WORK TO BE COMPLETED: Beginning with the first entry, restate the data word for word and leave out the images.

Image records of document pages:
*****
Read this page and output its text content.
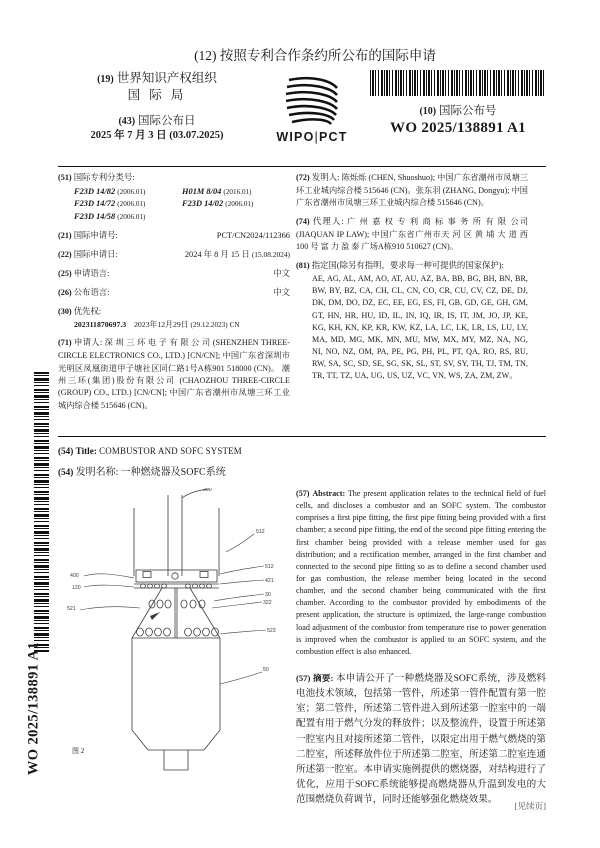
WO 2025/138891 A1
(12) 按照专利合作条约所公布的国际申请
(19) 世界知识产权组织
国 际 局
(43) 国际公布日
2025 年 7 月 3 日 (03.07.2025)	WIPO|PCT
(10) 国际公布号
WO 2025/138891 A1
(51) 国际专利分类号:
F23D 14/82 (2006.01)	H01M 8/04 (2016.01)
F23D 14/72 (2006.01)	F23D 14/02 (2006.01)
F23D 14/58 (2006.01)
(21) 国际申请号:	PCT/CN2024/112366
(22) 国际申请日:	2024 年 8 月 15 日 (15.08.2024)
(25) 申请语言:	中文
(26) 公布语言:	中文
(30) 优先权:
202311870697.3 2023年12月29日 (29.12.2023) CN
(71) 申请人: 深 圳 三 环 电 子 有 限 公 司 (SHENZHEN THREE-CIRCLE ELECTRONICS CO., LTD.) [CN/CN]; 中国广东省深圳市光明区凤凰街道甲子塘社区同仁路1号A栋901 518000 (CN)。 潮州三环(集团)股份有限公司 (CHAOZHOU THREE-CIRCLE (GROUP) CO., LTD.) [CN/CN]; 中国广东省潮州市凤塘三环工业城内综合楼 515646 (CN)。
(72) 发明人: 陈烁烁 (CHEN, Shuoshuo); 中国广东省潮州市凤塘三环工业城内综合楼 515646 (CN)。张东羽 (ZHANG, Dongyu); 中国广东省潮州市凤塘三环工业城内综合楼 515646 (CN)。
(74) 代理人: 广 州 嘉 权 专 利 商 标 事 务 所 有 限 公司 (JIAQUAN IP LAW); 中国广东省广州市天 河 区 黄 埔 大 道 西 100 号 富 力 盈 泰 广场A栋910 510627 (CN)。
(81) 指定国(除另有指明，要求每一种可提供的国家保护):
AE, AG, AL, AM, AO, AT, AU, AZ, BA, BB, BG, BH, BN, BR, BW, BY, BZ, CA, CH, CL, CN, CO, CR, CU, CV, CZ, DE, DJ, DK, DM, DO, DZ, EC, EE, EG, ES, FI, GB, GD, GE, GH, GM, GT, HN, HR, HU, ID, IL, IN, IQ, IR, IS, IT, JM, JO, JP, KE, KG, KH, KN, KP, KR, KW, KZ, LA, LC, LK, LR, LS, LU, LY, MA, MD, MG, MK, MN, MU, MW, MX, MY, MZ, NA, NG, NI, NO, NZ, OM, PA, PE, PG, PH, PL, PT, QA, RO, RS, RU, RW, SA, SC, SD, SE, SG, SK, SL, ST, SV, SY, TH, TJ, TM, TN, TR, TT, TZ, UA, UG, US, UZ, VC, VN, WS, ZA, ZM, ZW。
(54) Title: COMBUSTOR AND SOFC SYSTEM
(54) 发明名称: 一种燃烧器及SOFC系统
200
512
400
120
512
421
30
322
521
523
50
图 2
(57) Abstract: The present application relates to the technical field of fuel cells, and discloses a combustor and an SOFC system. The combustor comprises a first pipe fitting, the first pipe fitting being provided with a first chamber; a second pipe fitting, the end of the second pipe fitting entering the first chamber being provided with a release member used for gas distribution; and a rectification member, arranged in the first chamber and connected to the second pipe fitting so as to define a second chamber used for gas combustion, the release member being located in the second chamber, and the second chamber being communicated with the first chamber. According to the combustor provided by embodiments of the present application, the structure is optimized, the large-range combustion load adjustment of the combustor from temperature rise to power generation is improved when the combustor is applied to an SOFC system, and the combustion effect is also enhanced.
(57) 摘要: 本申请公开了一种燃烧器及SOFC系统，涉及燃料电池技术领域，包括第一管件，所述第一管件配置有第一腔室；第二管件，所述第二管件进入到所述第一腔室中的一端配置有用于燃气分发的释放件；以及整流件，设置于所述第一腔室内且对接所述第二管件，以限定出用于燃气燃烧的第二腔室，所述释放件位于所述第二腔室，所述第二腔室连通所述第一腔室。本申请实施例提供的燃烧器，对结构进行了优化，应用于SOFC系统能够提高燃烧器从升温到发电的大范围燃烧负荷调节，同时还能够强化燃烧效果。
[见续页]
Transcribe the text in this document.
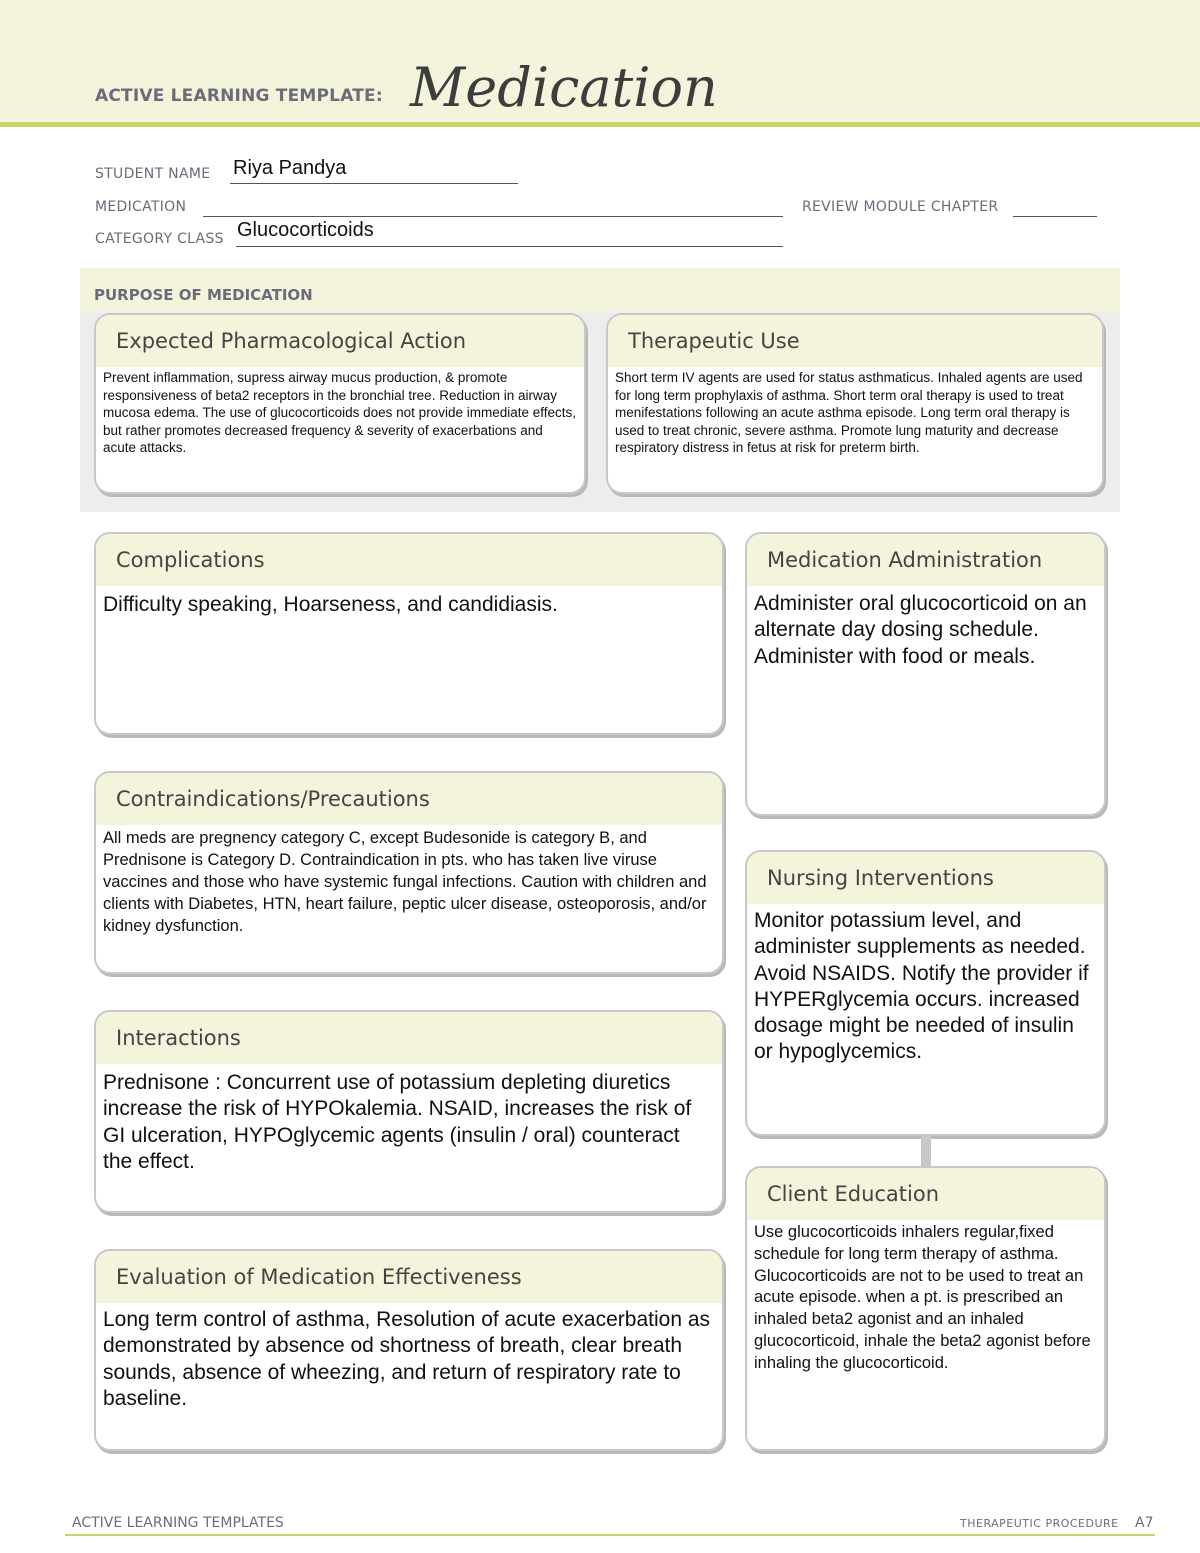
ACTIVE LEARNING TEMPLATE: Medication
STUDENT NAME Riya Pandya
MEDICATION	REVIEW MODULE CHAPTER
CATEGORY CLASS Glucocorticoids
PURPOSE OF MEDICATION
Expected Pharmacological Action
Prevent inflammation, supress airway mucus production, & promote responsiveness of beta2 receptors in the bronchial tree. Reduction in airway mucosa edema. The use of glucocorticoids does not provide immediate effects, but rather promotes decreased frequency & severity of exacerbations and acute attacks.
Therapeutic Use
Short term IV agents are used for status asthmaticus. Inhaled agents are used for long term prophylaxis of asthma. Short term oral therapy is used to treat menifestations following an acute asthma episode. Long term oral therapy is used to treat chronic, severe asthma. Promote lung maturity and decrease respiratory distress in fetus at risk for preterm birth.
Complications
Difficulty speaking, Hoarseness, and candidiasis.
Medication Administration
Administer oral glucocorticoid on an alternate day dosing schedule.
Administer with food or meals.
Contraindications/Precautions
All meds are pregnency category C, except Budesonide is category B, and Prednisone is Category D. Contraindication in pts. who has taken live viruse vaccines and those who have systemic fungal infections. Caution with children and clients with Diabetes, HTN, heart failure, peptic ulcer disease, osteoporosis, and/or kidney dysfunction.
Nursing Interventions
Monitor potassium level, and administer supplements as needed. Avoid NSAIDS. Notify the provider if HYPERglycemia occurs. increased dosage might be needed of insulin or hypoglycemics.
Interactions
Prednisone : Concurrent use of potassium depleting diuretics increase the risk of HYPOkalemia. NSAID, increases the risk of GI ulceration, HYPOglycemic agents (insulin / oral) counteract the effect.
Client Education
Use glucocorticoids inhalers regular,fixed schedule for long term therapy of asthma. Glucocorticoids are not to be used to treat an acute episode. when a pt. is prescribed an inhaled beta2 agonist and an inhaled glucocorticoid, inhale the beta2 agonist before inhaling the glucocorticoid.
Evaluation of Medication Effectiveness
Long term control of asthma, Resolution of acute exacerbation as demonstrated by absence od shortness of breath, clear breath sounds, absence of wheezing, and return of respiratory rate to baseline.
ACTIVE LEARNING TEMPLATES	THERAPEUTIC PROCEDURE A7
*****
WRITTEN REPLY:
Read this page and output its text content.
WO 2025/138891 A1
(12) 按照专利合作条约所公布的国际申请
(19) 世界知识产权组织
国 际 局
(43) 国际公布日
2025 年 7 月 3 日 (03.07.2025)	WIPO|PCT
(10) 国际公布号
WO 2025/138891 A1
(51) 国际专利分类号:
F23D 14/82 (2006.01)	H01M 8/04 (2016.01)
F23D 14/72 (2006.01)	F23D 14/02 (2006.01)
F23D 14/58 (2006.01)
(21) 国际申请号:	PCT/CN2024/112366
(22) 国际申请日:	2024 年 8 月 15 日 (15.08.2024)
(25) 申请语言:	中文
(26) 公布语言:	中文
(30) 优先权:
202311870697.3 2023年12月29日 (29.12.2023) CN
(71) 申请人: 深 圳 三 环 电 子 有 限 公 司 (SHENZHEN THREE-CIRCLE ELECTRONICS CO., LTD.) [CN/CN]; 中国广东省深圳市光明区凤凰街道甲子塘社区同仁路1号A栋901 518000 (CN)。 潮州三环(集团)股份有限公司 (CHAOZHOU THREE-CIRCLE (GROUP) CO., LTD.) [CN/CN]; 中国广东省潮州市凤塘三环工业城内综合楼 515646 (CN)。
(72) 发明人: 陈烁烁 (CHEN, Shuoshuo); 中国广东省潮州市凤塘三环工业城内综合楼 515646 (CN)。张东羽 (ZHANG, Dongyu); 中国广东省潮州市凤塘三环工业城内综合楼 515646 (CN)。
(74) 代理人: 广 州 嘉 权 专 利 商 标 事 务 所 有 限 公司 (JIAQUAN IP LAW); 中国广东省广州市天 河 区 黄 埔 大 道 西 100 号 富 力 盈 泰 广场A栋910 510627 (CN)。
(81) 指定国(除另有指明，要求每一种可提供的国家保护):
AE, AG, AL, AM, AO, AT, AU, AZ, BA, BB, BG, BH, BN, BR, BW, BY, BZ, CA, CH, CL, CN, CO, CR, CU, CV, CZ, DE, DJ, DK, DM, DO, DZ, EC, EE, EG, ES, FI, GB, GD, GE, GH, GM, GT, HN, HR, HU, ID, IL, IN, IQ, IR, IS, IT, JM, JO, JP, KE, KG, KH, KN, KP, KR, KW, KZ, LA, LC, LK, LR, LS, LU, LY, MA, MD, MG, MK, MN, MU, MW, MX, MY, MZ, NA, NG, NI, NO, NZ, OM, PA, PE, PG, PH, PL, PT, QA, RO, RS, RU, RW, SA, SC, SD, SE, SG, SK, SL, ST, SV, SY, TH, TJ, TM, TN, TR, TT, TZ, UA, UG, US, UZ, VC, VN, WS, ZA, ZM, ZW。
(54) Title: COMBUSTOR AND SOFC SYSTEM
(54) 发明名称: 一种燃烧器及SOFC系统
200
512
400
120
512
421
30
322
521
523
50
图 2
(57) Abstract: The present application relates to the technical field of fuel cells, and discloses a combustor and an SOFC system. The combustor comprises a first pipe fitting, the first pipe fitting being provided with a first chamber; a second pipe fitting, the end of the second pipe fitting entering the first chamber being provided with a release member used for gas distribution; and a rectification member, arranged in the first chamber and connected to the second pipe fitting so as to define a second chamber used for gas combustion, the release member being located in the second chamber, and the second chamber being communicated with the first chamber. According to the combustor provided by embodiments of the present application, the structure is optimized, the large-range combustion load adjustment of the combustor from temperature rise to power generation is improved when the combustor is applied to an SOFC system, and the combustion effect is also enhanced.
(57) 摘要: 本申请公开了一种燃烧器及SOFC系统，涉及燃料电池技术领域，包括第一管件，所述第一管件配置有第一腔室；第二管件，所述第二管件进入到所述第一腔室中的一端配置有用于燃气分发的释放件；以及整流件，设置于所述第一腔室内且对接所述第二管件，以限定出用于燃气燃烧的第二腔室，所述释放件位于所述第二腔室，所述第二腔室连通所述第一腔室。本申请实施例提供的燃烧器，对结构进行了优化，应用于SOFC系统能够提高燃烧器从升温到发电的大范围燃烧负荷调节，同时还能够强化燃烧效果。
[见续页]
Transcribe the text in this document.
ACTIVE LEARNING TEMPLATE: Medication
STUDENT NAME Riya Pandya
MEDICATION	REVIEW MODULE CHAPTER
CATEGORY CLASS Glucocorticoids
PURPOSE OF MEDICATION
Expected Pharmacological Action
Prevent inflammation, supress airway mucus production, & promote responsiveness of beta2 receptors in the bronchial tree. Reduction in airway mucosa edema. The use of glucocorticoids does not provide immediate effects, but rather promotes decreased frequency & severity of exacerbations and acute attacks.
Therapeutic Use
Short term IV agents are used for status asthmaticus. Inhaled agents are used for long term prophylaxis of asthma. Short term oral therapy is used to treat menifestations following an acute asthma episode. Long term oral therapy is used to treat chronic, severe asthma. Promote lung maturity and decrease respiratory distress in fetus at risk for preterm birth.
Complications
Difficulty speaking, Hoarseness, and candidiasis.
Medication Administration
Administer oral glucocorticoid on an alternate day dosing schedule.
Administer with food or meals.
Contraindications/Precautions
All meds are pregnency category C, except Budesonide is category B, and Prednisone is Category D. Contraindication in pts. who has taken live viruse vaccines and those who have systemic fungal infections. Caution with children and clients with Diabetes, HTN, heart failure, peptic ulcer disease, osteoporosis, and/or kidney dysfunction.
Nursing Interventions
Monitor potassium level, and administer supplements as needed. Avoid NSAIDS. Notify the provider if HYPERglycemia occurs. increased dosage might be needed of insulin or hypoglycemics.
Interactions
Prednisone : Concurrent use of potassium depleting diuretics increase the risk of HYPOkalemia. NSAID, increases the risk of GI ulceration, HYPOglycemic agents (insulin / oral) counteract the effect.
Client Education
Use glucocorticoids inhalers regular,fixed schedule for long term therapy of asthma. Glucocorticoids are not to be used to treat an acute episode. when a pt. is prescribed an inhaled beta2 agonist and an inhaled glucocorticoid, inhale the beta2 agonist before inhaling the glucocorticoid.
Evaluation of Medication Effectiveness
Long term control of asthma, Resolution of acute exacerbation as demonstrated by absence od shortness of breath, clear breath sounds, absence of wheezing, and return of respiratory rate to baseline.
ACTIVE LEARNING TEMPLATES	THERAPEUTIC PROCEDURE A7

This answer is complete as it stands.